MATERIAL FOR THE TASK -
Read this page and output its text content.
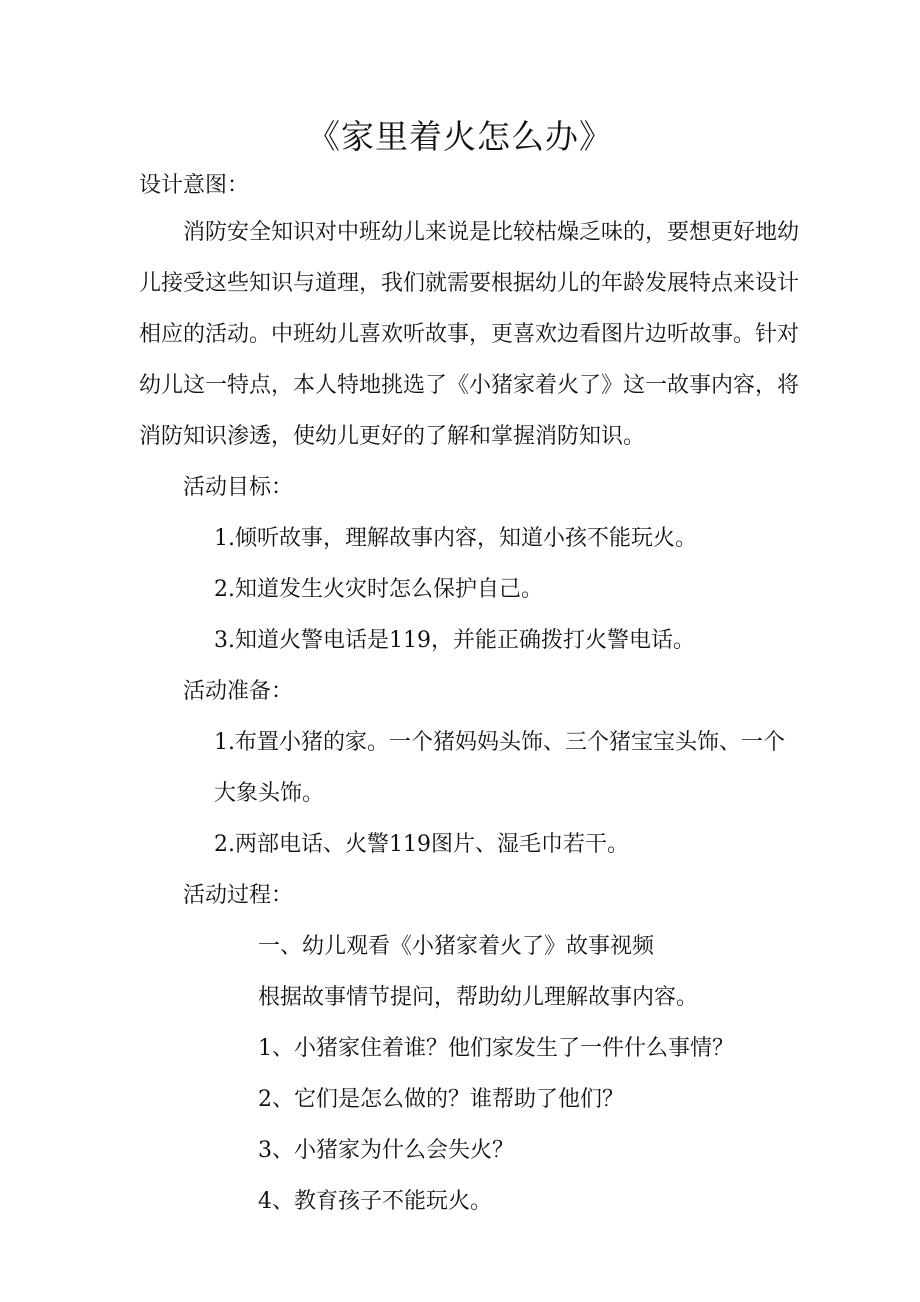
《家里着火怎么办》

设计意图：

消防安全知识对中班幼儿来说是比较枯燥乏味的，要想更好地幼

儿接受这些知识与道理，我们就需要根据幼儿的年龄发展特点来设计

相应的活动。中班幼儿喜欢听故事，更喜欢边看图片边听故事。针对

幼儿这一特点，本人特地挑选了《小猪家着火了》这一故事内容，将

消防知识渗透，使幼儿更好的了解和掌握消防知识。

活动目标：

1.倾听故事，理解故事内容，知道小孩不能玩火。

2.知道发生火灾时怎么保护自己。

3.知道火警电话是119，并能正确拨打火警电话。

活动准备：

1.布置小猪的家。一个猪妈妈头饰、三个猪宝宝头饰、一个

大象头饰。

2.两部电话、火警119图片、湿毛巾若干。

活动过程：

一、幼儿观看《小猪家着火了》故事视频

根据故事情节提问，帮助幼儿理解故事内容。

1、小猪家住着谁？他们家发生了一件什么事情？

2、它们是怎么做的？谁帮助了他们？

3、小猪家为什么会失火？

4、教育孩子不能玩火。
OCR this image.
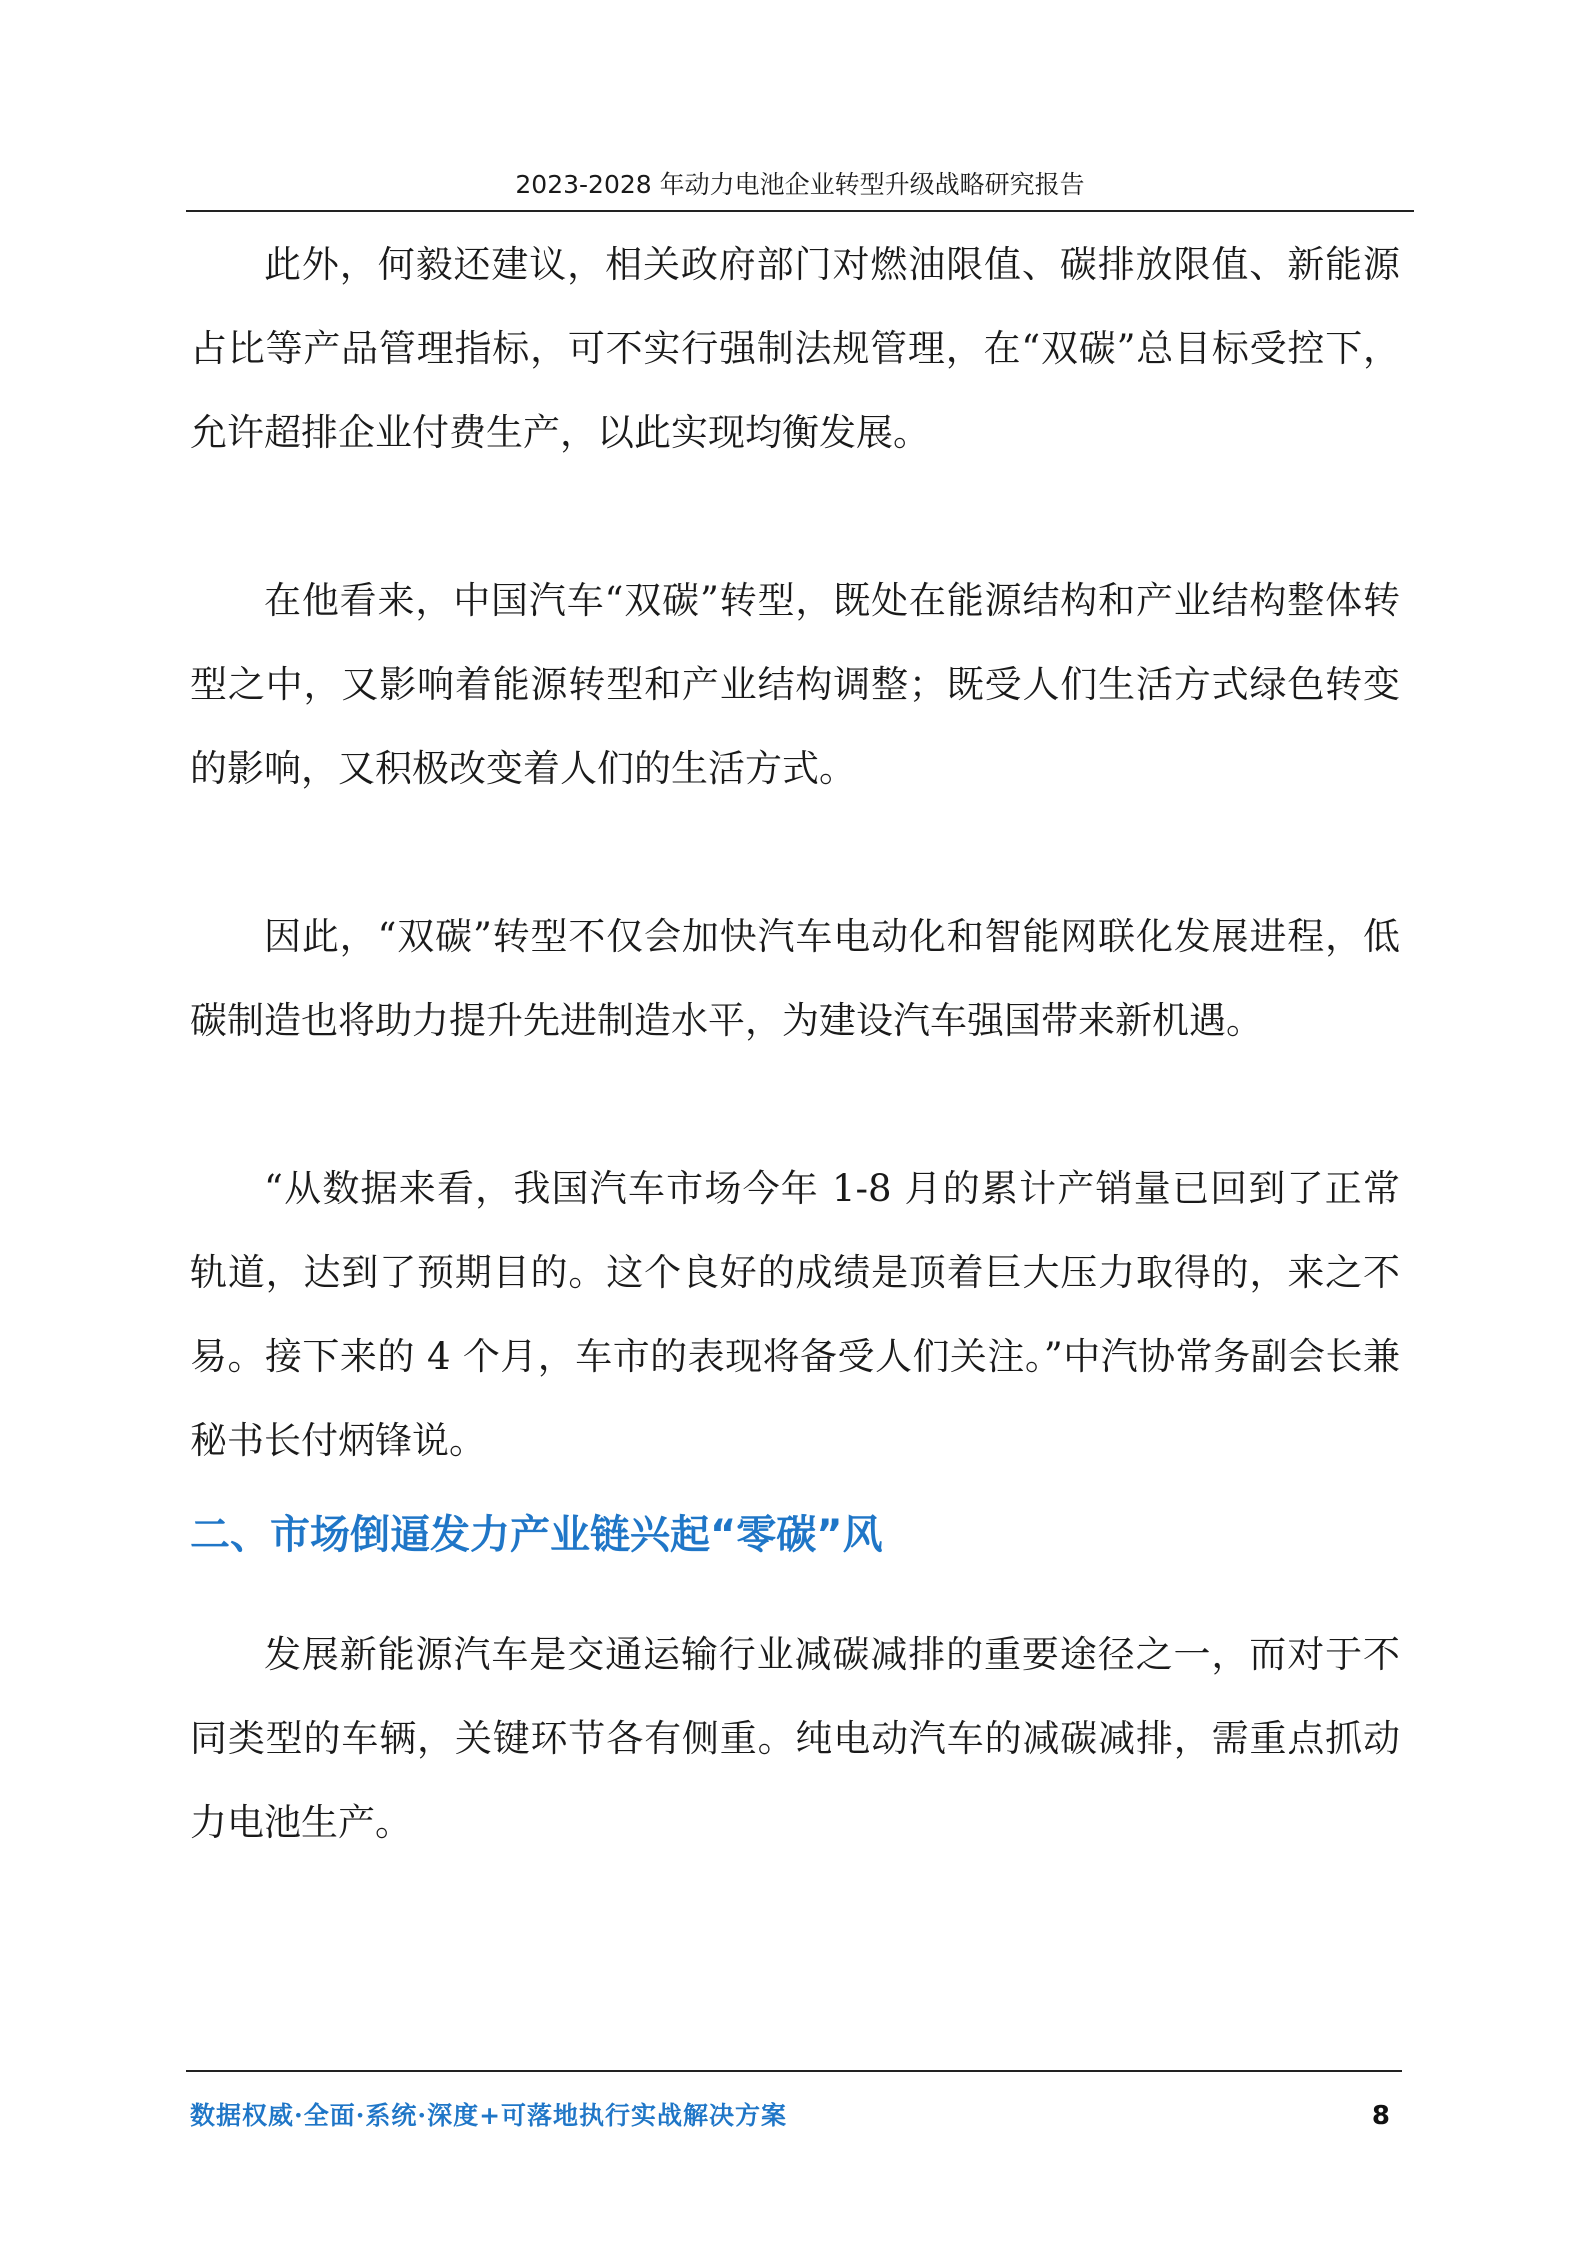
2023-2028 年动力电池企业转型升级战略研究报告

此外，何毅还建议，相关政府部门对燃油限值、碳排放限值、新能源占比等产品管理指标，可不实行强制法规管理，在“双碳”总目标受控下，允许超排企业付费生产，以此实现均衡发展。

在他看来，中国汽车“双碳”转型，既处在能源结构和产业结构整体转型之中，又影响着能源转型和产业结构调整；既受人们生活方式绿色转变的影响，又积极改变着人们的生活方式。

因此，“双碳”转型不仅会加快汽车电动化和智能网联化发展进程，低碳制造也将助力提升先进制造水平，为建设汽车强国带来新机遇。

“从数据来看，我国汽车市场今年 1-8 月的累计产销量已回到了正常轨道，达到了预期目的。这个良好的成绩是顶着巨大压力取得的，来之不易。接下来的 4 个月，车市的表现将备受人们关注。”中汽协常务副会长兼秘书长付炳锋说。

二、市场倒逼发力产业链兴起“零碳”风

发展新能源汽车是交通运输行业减碳减排的重要途径之一，而对于不同类型的车辆，关键环节各有侧重。纯电动汽车的减碳减排，需重点抓动力电池生产。

数据权威·全面·系统·深度+可落地执行实战解决方案	8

STATED EXERCISE - Retype every entry verbatim and exclude the pictures from the copy.

RESULT OF THIS EXERCISE -
Read this page and output its text content.
《家里着火怎么办》

设计意图：

消防安全知识对中班幼儿来说是比较枯燥乏味的，要想更好地幼

儿接受这些知识与道理，我们就需要根据幼儿的年龄发展特点来设计

相应的活动。中班幼儿喜欢听故事，更喜欢边看图片边听故事。针对

幼儿这一特点，本人特地挑选了《小猪家着火了》这一故事内容，将

消防知识渗透，使幼儿更好的了解和掌握消防知识。

活动目标：

1.倾听故事，理解故事内容，知道小孩不能玩火。

2.知道发生火灾时怎么保护自己。

3.知道火警电话是119，并能正确拨打火警电话。

活动准备：

1.布置小猪的家。一个猪妈妈头饰、三个猪宝宝头饰、一个

大象头饰。

2.两部电话、火警119图片、湿毛巾若干。

活动过程：

一、幼儿观看《小猪家着火了》故事视频

根据故事情节提问，帮助幼儿理解故事内容。

1、小猪家住着谁？他们家发生了一件什么事情？

2、它们是怎么做的？谁帮助了他们？

3、小猪家为什么会失火？

4、教育孩子不能玩火。
OCR this image.
2023-2028 年动力电池企业转型升级战略研究报告

此外，何毅还建议，相关政府部门对燃油限值、碳排放限值、新能源占比等产品管理指标，可不实行强制法规管理，在“双碳”总目标受控下，允许超排企业付费生产，以此实现均衡发展。

在他看来，中国汽车“双碳”转型，既处在能源结构和产业结构整体转型之中，又影响着能源转型和产业结构调整；既受人们生活方式绿色转变的影响，又积极改变着人们的生活方式。

因此，“双碳”转型不仅会加快汽车电动化和智能网联化发展进程，低碳制造也将助力提升先进制造水平，为建设汽车强国带来新机遇。

“从数据来看，我国汽车市场今年 1-8 月的累计产销量已回到了正常轨道，达到了预期目的。这个良好的成绩是顶着巨大压力取得的，来之不易。接下来的 4 个月，车市的表现将备受人们关注。”中汽协常务副会长兼秘书长付炳锋说。

二、市场倒逼发力产业链兴起“零碳”风

发展新能源汽车是交通运输行业减碳减排的重要途径之一，而对于不同类型的车辆，关键环节各有侧重。纯电动汽车的减碳减排，需重点抓动力电池生产。

数据权威·全面·系统·深度+可落地执行实战解决方案	8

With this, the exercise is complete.